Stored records
● ● ● ●
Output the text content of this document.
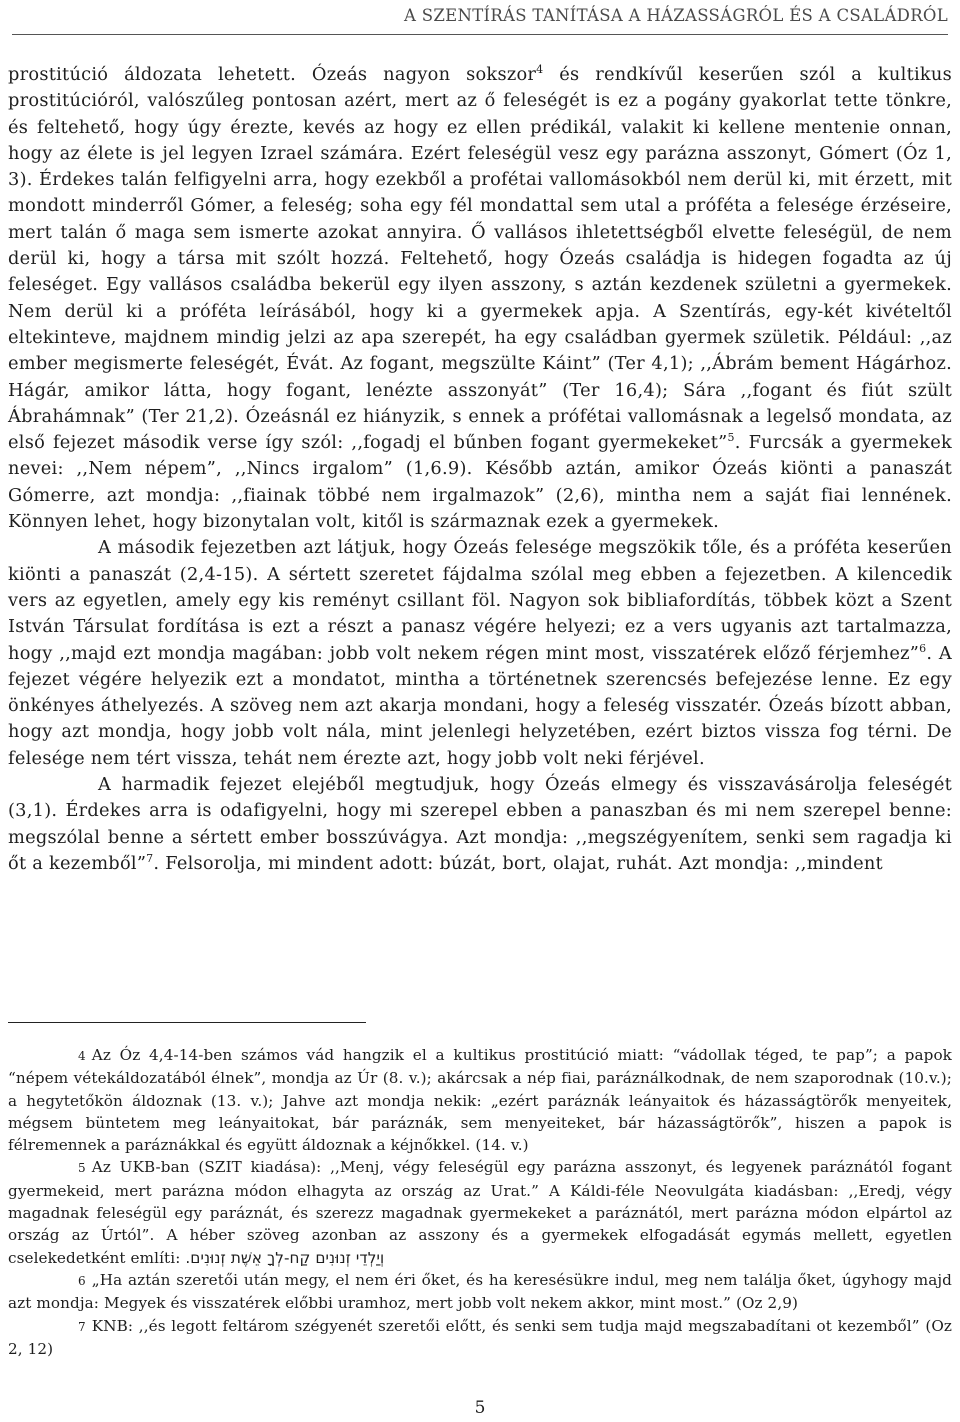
A SZENTÍRÁS TANÍTÁSA A HÁZASSÁGRÓL ÉS A CSALÁDRÓL

prostitúció áldozata lehetett. Ózeás nagyon sokszor$^4$ és rendkívűl keserűen szól a kultikus prostitúcióról, valószűleg pontosan azért, mert az ő feleségét is ez a pogány gyakorlat tette tönkre, és feltehető, hogy úgy érezte, kevés az hogy ez ellen prédikál, valakit ki kellene mentenie onnan, hogy az élete is jel legyen Izrael számára. Ezért feleségül vesz egy parázna asszonyt, Gómert (Óz 1, 3). Érdekes talán felfigyelni arra, hogy ezekből a profétai vallomásokból nem derül ki, mit érzett, mit mondott minderről Gómer, a feleség; soha egy fél mondattal sem utal a próféta a felesége érzéseire, mert talán ő maga sem ismerte azokat annyira. Ő vallásos ihletettségből elvette feleségül, de nem derül ki, hogy a társa mit szólt hozzá. Feltehető, hogy Ózeás családja is hidegen fogadta az új feleséget. Egy vallásos családba bekerül egy ilyen asszony, s aztán kezdenek születni a gyermekek. Nem derül ki a próféta leírásából, hogy ki a gyermekek apja. A Szentírás, egy-két kivételtől eltekinteve, majdnem mindig jelzi az apa szerepét, ha egy családban gyermek születik. Például: ,,az ember megismerte feleségét, Évát. Az fogant, megszülte Káint” (Ter 4,1); ,,Ábrám bement Hágárhoz. Hágár, amikor látta, hogy fogant, lenézte asszonyát” (Ter 16,4); Sára ,,fogant és fiút szült Ábrahámnak” (Ter 21,2). Ózeásnál ez hiányzik, s ennek a prófétai vallomásnak a legelső mondata, az első fejezet második verse így szól: ,,fogadj el bűnben fogant gyermekeket”$^5$. Furcsák a gyermekek nevei: ,,Nem népem”, ,,Nincs irgalom” (1,6.9). Később aztán, amikor Ózeás kiönti a panaszát Gómerre, azt mondja: ,,fiainak többé nem irgalmazok” (2,6), mintha nem a saját fiai lennének. Könnyen lehet, hogy bizonytalan volt, kitől is származnak ezek a gyermekek.

A második fejezetben azt látjuk, hogy Ózeás felesége megszökik tőle, és a próféta keserűen kiönti a panaszát (2,4-15). A sértett szeretet fájdalma szólal meg ebben a fejezetben. A kilencedik vers az egyetlen, amely egy kis reményt csillant föl. Nagyon sok bibliafordítás, többek közt a Szent István Társulat fordítása is ezt a részt a panasz végére helyezi; ez a vers ugyanis azt tartalmazza, hogy ,,majd ezt mondja magában: jobb volt nekem régen mint most, visszatérek előző férjemhez”$^6$. A fejezet végére helyezik ezt a mondatot, mintha a történetnek szerencsés befejezése lenne. Ez egy önkényes áthelyezés. A szöveg nem azt akarja mondani, hogy a feleség visszatér. Ózeás bízott abban, hogy azt mondja, hogy jobb volt nála, mint jelenlegi helyzetében, ezért biztos vissza fog térni. De felesége nem tért vissza, tehát nem érezte azt, hogy jobb volt neki férjével.

A harmadik fejezet elejéből megtudjuk, hogy Ózeás elmegy és visszavásárolja feleségét (3,1). Érdekes arra is odafigyelni, hogy mi szerepel ebben a panaszban és mi nem szerepel benne: megszólal benne a sértett ember bosszúvágya. Azt mondja: ,,megszégyenítem, senki sem ragadja ki őt a kezemből”$^7$. Felsorolja, mi mindent adott: búzát, bort, olajat, ruhát. Azt mondja: ,,mindent

4 Az Óz 4,4-14-ben számos vád hangzik el a kultikus prostitúció miatt: “vádollak téged, te pap”; a papok “népem vétekáldozatából élnek”, mondja az Úr (8. v.); akárcsak a nép fiai, paráználkodnak, de nem szaporodnak (10.v.); a hegytetőkön áldoznak (13. v.); Jahve azt mondja nekik: „ezért paráznák leányaitok és házasságtörők menyeitek, mégsem büntetem meg leányaitokat, bár paráznák, sem menyeiteket, bár házasságtörők”, hiszen a papok is félremennek a paráznákkal és együtt áldoznak a kéjnőkkel. (14. v.)

5 Az UKB-ban (SZIT kiadása): ,,Menj, végy feleségül egy parázna asszonyt, és legyenek paráznától fogant gyermekeid, mert parázna módon elhagyta az ország az Urat.” A Káldi-féle Neovulgáta kiadásban: ,,Eredj, végy magadnak feleségül egy paráznát, és szerezz magadnak gyermekeket a paráznától, mert parázna módon elpártol az ország az Úrtól”. A héber szöveg azonban az asszony és a gyermekek elfogadását egymás mellett, egyetlen cselekedetként említi: וְיַלְדֵי זְנוּנִים קַח-לְךָ אֵשֶׁת זְנוּנִים.

6 „Ha aztán szeretői után megy, el nem éri őket, és ha keresésükre indul, meg nem találja őket, úgyhogy majd azt mondja: Megyek és visszatérek előbbi uramhoz, mert jobb volt nekem akkor, mint most.” (Oz 2,9)

7 KNB: ,,és legott feltárom szégyenét szeretői előtt, és senki sem tudja majd megszabadítani ot kezemből” (Oz 2, 12)

5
● ● ● ●
Work instructions:
Exclude the pictures. Write out the remaining data exactly.

Result of this exercise:
Output the text content of this document.
A SZENTÍRÁS TANÍTÁSA A HÁZASSÁGRÓL ÉS A CSALÁDRÓL

prostitúció áldozata lehetett. Ózeás nagyon sokszor$^4$ és rendkívűl keserűen szól a kultikus prostitúcióról, valószűleg pontosan azért, mert az ő feleségét is ez a pogány gyakorlat tette tönkre, és feltehető, hogy úgy érezte, kevés az hogy ez ellen prédikál, valakit ki kellene mentenie onnan, hogy az élete is jel legyen Izrael számára. Ezért feleségül vesz egy parázna asszonyt, Gómert (Óz 1, 3). Érdekes talán felfigyelni arra, hogy ezekből a profétai vallomásokból nem derül ki, mit érzett, mit mondott minderről Gómer, a feleség; soha egy fél mondattal sem utal a próféta a felesége érzéseire, mert talán ő maga sem ismerte azokat annyira. Ő vallásos ihletettségből elvette feleségül, de nem derül ki, hogy a társa mit szólt hozzá. Feltehető, hogy Ózeás családja is hidegen fogadta az új feleséget. Egy vallásos családba bekerül egy ilyen asszony, s aztán kezdenek születni a gyermekek. Nem derül ki a próféta leírásából, hogy ki a gyermekek apja. A Szentírás, egy-két kivételtől eltekinteve, majdnem mindig jelzi az apa szerepét, ha egy családban gyermek születik. Például: ,,az ember megismerte feleségét, Évát. Az fogant, megszülte Káint” (Ter 4,1); ,,Ábrám bement Hágárhoz. Hágár, amikor látta, hogy fogant, lenézte asszonyát” (Ter 16,4); Sára ,,fogant és fiút szült Ábrahámnak” (Ter 21,2). Ózeásnál ez hiányzik, s ennek a prófétai vallomásnak a legelső mondata, az első fejezet második verse így szól: ,,fogadj el bűnben fogant gyermekeket”$^5$. Furcsák a gyermekek nevei: ,,Nem népem”, ,,Nincs irgalom” (1,6.9). Később aztán, amikor Ózeás kiönti a panaszát Gómerre, azt mondja: ,,fiainak többé nem irgalmazok” (2,6), mintha nem a saját fiai lennének. Könnyen lehet, hogy bizonytalan volt, kitől is származnak ezek a gyermekek.

A második fejezetben azt látjuk, hogy Ózeás felesége megszökik tőle, és a próféta keserűen kiönti a panaszát (2,4-15). A sértett szeretet fájdalma szólal meg ebben a fejezetben. A kilencedik vers az egyetlen, amely egy kis reményt csillant föl. Nagyon sok bibliafordítás, többek közt a Szent István Társulat fordítása is ezt a részt a panasz végére helyezi; ez a vers ugyanis azt tartalmazza, hogy ,,majd ezt mondja magában: jobb volt nekem régen mint most, visszatérek előző férjemhez”$^6$. A fejezet végére helyezik ezt a mondatot, mintha a történetnek szerencsés befejezése lenne. Ez egy önkényes áthelyezés. A szöveg nem azt akarja mondani, hogy a feleség visszatér. Ózeás bízott abban, hogy azt mondja, hogy jobb volt nála, mint jelenlegi helyzetében, ezért biztos vissza fog térni. De felesége nem tért vissza, tehát nem érezte azt, hogy jobb volt neki férjével.

A harmadik fejezet elejéből megtudjuk, hogy Ózeás elmegy és visszavásárolja feleségét (3,1). Érdekes arra is odafigyelni, hogy mi szerepel ebben a panaszban és mi nem szerepel benne: megszólal benne a sértett ember bosszúvágya. Azt mondja: ,,megszégyenítem, senki sem ragadja ki őt a kezemből”$^7$. Felsorolja, mi mindent adott: búzát, bort, olajat, ruhát. Azt mondja: ,,mindent

4 Az Óz 4,4-14-ben számos vád hangzik el a kultikus prostitúció miatt: “vádollak téged, te pap”; a papok “népem vétekáldozatából élnek”, mondja az Úr (8. v.); akárcsak a nép fiai, paráználkodnak, de nem szaporodnak (10.v.); a hegytetőkön áldoznak (13. v.); Jahve azt mondja nekik: „ezért paráznák leányaitok és házasságtörők menyeitek, mégsem büntetem meg leányaitokat, bár paráznák, sem menyeiteket, bár házasságtörők”, hiszen a papok is félremennek a paráznákkal és együtt áldoznak a kéjnőkkel. (14. v.)

5 Az UKB-ban (SZIT kiadása): ,,Menj, végy feleségül egy parázna asszonyt, és legyenek paráznától fogant gyermekeid, mert parázna módon elhagyta az ország az Urat.” A Káldi-féle Neovulgáta kiadásban: ,,Eredj, végy magadnak feleségül egy paráznát, és szerezz magadnak gyermekeket a paráznától, mert parázna módon elpártol az ország az Úrtól”. A héber szöveg azonban az asszony és a gyermekek elfogadását egymás mellett, egyetlen cselekedetként említi: וְיַלְדֵי זְנוּנִים קַח-לְךָ אֵשֶׁת זְנוּנִים.

6 „Ha aztán szeretői után megy, el nem éri őket, és ha keresésükre indul, meg nem találja őket, úgyhogy majd azt mondja: Megyek és visszatérek előbbi uramhoz, mert jobb volt nekem akkor, mint most.” (Oz 2,9)

7 KNB: ,,és legott feltárom szégyenét szeretői előtt, és senki sem tudja majd megszabadítani ot kezemből” (Oz 2, 12)

5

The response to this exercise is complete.